> [Material for this task]:

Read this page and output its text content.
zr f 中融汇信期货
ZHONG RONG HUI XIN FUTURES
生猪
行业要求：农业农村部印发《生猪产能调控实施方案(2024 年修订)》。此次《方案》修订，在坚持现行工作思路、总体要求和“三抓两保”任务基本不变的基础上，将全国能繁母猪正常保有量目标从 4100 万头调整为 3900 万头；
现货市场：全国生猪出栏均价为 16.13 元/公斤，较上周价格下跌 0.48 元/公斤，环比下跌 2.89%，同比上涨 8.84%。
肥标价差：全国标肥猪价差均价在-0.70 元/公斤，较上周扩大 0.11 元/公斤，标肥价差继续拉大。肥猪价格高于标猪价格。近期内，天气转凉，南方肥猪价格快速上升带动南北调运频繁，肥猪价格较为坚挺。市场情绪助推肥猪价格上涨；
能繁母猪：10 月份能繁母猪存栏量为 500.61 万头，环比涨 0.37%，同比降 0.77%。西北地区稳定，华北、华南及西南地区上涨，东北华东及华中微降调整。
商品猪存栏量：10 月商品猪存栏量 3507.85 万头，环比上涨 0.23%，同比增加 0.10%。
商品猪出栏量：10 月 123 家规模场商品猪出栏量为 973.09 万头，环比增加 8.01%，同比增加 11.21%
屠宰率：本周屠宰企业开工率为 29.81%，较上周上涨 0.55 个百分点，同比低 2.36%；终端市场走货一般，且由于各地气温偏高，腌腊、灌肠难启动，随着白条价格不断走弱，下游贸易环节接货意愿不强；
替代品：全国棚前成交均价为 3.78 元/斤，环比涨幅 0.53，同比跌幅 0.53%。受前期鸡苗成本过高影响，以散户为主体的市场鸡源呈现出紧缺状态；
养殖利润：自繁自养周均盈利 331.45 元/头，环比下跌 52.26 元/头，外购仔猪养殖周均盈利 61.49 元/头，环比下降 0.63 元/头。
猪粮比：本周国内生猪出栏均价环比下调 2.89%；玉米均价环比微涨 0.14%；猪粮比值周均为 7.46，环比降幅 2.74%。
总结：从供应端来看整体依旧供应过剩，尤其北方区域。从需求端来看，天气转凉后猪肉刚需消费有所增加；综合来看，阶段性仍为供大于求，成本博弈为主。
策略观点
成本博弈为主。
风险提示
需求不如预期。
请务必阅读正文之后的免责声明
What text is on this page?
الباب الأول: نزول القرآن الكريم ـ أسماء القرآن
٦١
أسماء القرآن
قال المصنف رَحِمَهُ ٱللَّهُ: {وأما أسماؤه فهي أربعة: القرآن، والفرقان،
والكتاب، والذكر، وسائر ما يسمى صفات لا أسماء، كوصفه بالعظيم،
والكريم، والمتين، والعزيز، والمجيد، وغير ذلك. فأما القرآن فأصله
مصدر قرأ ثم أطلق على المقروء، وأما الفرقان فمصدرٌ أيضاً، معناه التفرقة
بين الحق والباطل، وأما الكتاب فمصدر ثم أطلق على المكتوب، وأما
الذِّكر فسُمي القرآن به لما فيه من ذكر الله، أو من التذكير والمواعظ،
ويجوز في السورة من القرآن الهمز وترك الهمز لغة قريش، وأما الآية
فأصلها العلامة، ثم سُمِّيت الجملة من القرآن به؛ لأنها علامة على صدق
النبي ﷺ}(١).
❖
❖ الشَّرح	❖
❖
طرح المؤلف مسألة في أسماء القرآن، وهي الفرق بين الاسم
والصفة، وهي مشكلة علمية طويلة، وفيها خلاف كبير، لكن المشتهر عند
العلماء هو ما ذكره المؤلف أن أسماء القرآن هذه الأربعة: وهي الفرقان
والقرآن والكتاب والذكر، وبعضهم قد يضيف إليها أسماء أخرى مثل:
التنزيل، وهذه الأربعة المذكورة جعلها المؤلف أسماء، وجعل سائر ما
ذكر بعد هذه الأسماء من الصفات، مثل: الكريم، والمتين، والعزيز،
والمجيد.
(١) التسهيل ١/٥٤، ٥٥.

> [What the task requires]: Transcribe all of the lines in the records precisely.

> [Task result]:
Read this page and output its text content.
zr f 中融汇信期货
ZHONG RONG HUI XIN FUTURES
生猪
行业要求：农业农村部印发《生猪产能调控实施方案(2024 年修订)》。此次《方案》修订，在坚持现行工作思路、总体要求和“三抓两保”任务基本不变的基础上，将全国能繁母猪正常保有量目标从 4100 万头调整为 3900 万头；
现货市场：全国生猪出栏均价为 16.13 元/公斤，较上周价格下跌 0.48 元/公斤，环比下跌 2.89%，同比上涨 8.84%。
肥标价差：全国标肥猪价差均价在-0.70 元/公斤，较上周扩大 0.11 元/公斤，标肥价差继续拉大。肥猪价格高于标猪价格。近期内，天气转凉，南方肥猪价格快速上升带动南北调运频繁，肥猪价格较为坚挺。市场情绪助推肥猪价格上涨；
能繁母猪：10 月份能繁母猪存栏量为 500.61 万头，环比涨 0.37%，同比降 0.77%。西北地区稳定，华北、华南及西南地区上涨，东北华东及华中微降调整。
商品猪存栏量：10 月商品猪存栏量 3507.85 万头，环比上涨 0.23%，同比增加 0.10%。
商品猪出栏量：10 月 123 家规模场商品猪出栏量为 973.09 万头，环比增加 8.01%，同比增加 11.21%
屠宰率：本周屠宰企业开工率为 29.81%，较上周上涨 0.55 个百分点，同比低 2.36%；终端市场走货一般，且由于各地气温偏高，腌腊、灌肠难启动，随着白条价格不断走弱，下游贸易环节接货意愿不强；
替代品：全国棚前成交均价为 3.78 元/斤，环比涨幅 0.53，同比跌幅 0.53%。受前期鸡苗成本过高影响，以散户为主体的市场鸡源呈现出紧缺状态；
养殖利润：自繁自养周均盈利 331.45 元/头，环比下跌 52.26 元/头，外购仔猪养殖周均盈利 61.49 元/头，环比下降 0.63 元/头。
猪粮比：本周国内生猪出栏均价环比下调 2.89%；玉米均价环比微涨 0.14%；猪粮比值周均为 7.46，环比降幅 2.74%。
总结：从供应端来看整体依旧供应过剩，尤其北方区域。从需求端来看，天气转凉后猪肉刚需消费有所增加；综合来看，阶段性仍为供大于求，成本博弈为主。
策略观点
成本博弈为主。
风险提示
需求不如预期。
请务必阅读正文之后的免责声明
What text is on this page?
الباب الأول: نزول القرآن الكريم ـ أسماء القرآن
٦١
أسماء القرآن
قال المصنف رَحِمَهُ ٱللَّهُ: {وأما أسماؤه فهي أربعة: القرآن، والفرقان،
والكتاب، والذكر، وسائر ما يسمى صفات لا أسماء، كوصفه بالعظيم،
والكريم، والمتين، والعزيز، والمجيد، وغير ذلك. فأما القرآن فأصله
مصدر قرأ ثم أطلق على المقروء، وأما الفرقان فمصدرٌ أيضاً، معناه التفرقة
بين الحق والباطل، وأما الكتاب فمصدر ثم أطلق على المكتوب، وأما
الذِّكر فسُمي القرآن به لما فيه من ذكر الله، أو من التذكير والمواعظ،
ويجوز في السورة من القرآن الهمز وترك الهمز لغة قريش، وأما الآية
فأصلها العلامة، ثم سُمِّيت الجملة من القرآن به؛ لأنها علامة على صدق
النبي ﷺ}(١).
❖
❖ الشَّرح	❖
❖
طرح المؤلف مسألة في أسماء القرآن، وهي الفرق بين الاسم
والصفة، وهي مشكلة علمية طويلة، وفيها خلاف كبير، لكن المشتهر عند
العلماء هو ما ذكره المؤلف أن أسماء القرآن هذه الأربعة: وهي الفرقان
والقرآن والكتاب والذكر، وبعضهم قد يضيف إليها أسماء أخرى مثل:
التنزيل، وهذه الأربعة المذكورة جعلها المؤلف أسماء، وجعل سائر ما
ذكر بعد هذه الأسماء من الصفات، مثل: الكريم، والمتين، والعزيز،
والمجيد.
(١) التسهيل ١/٥٤، ٥٥.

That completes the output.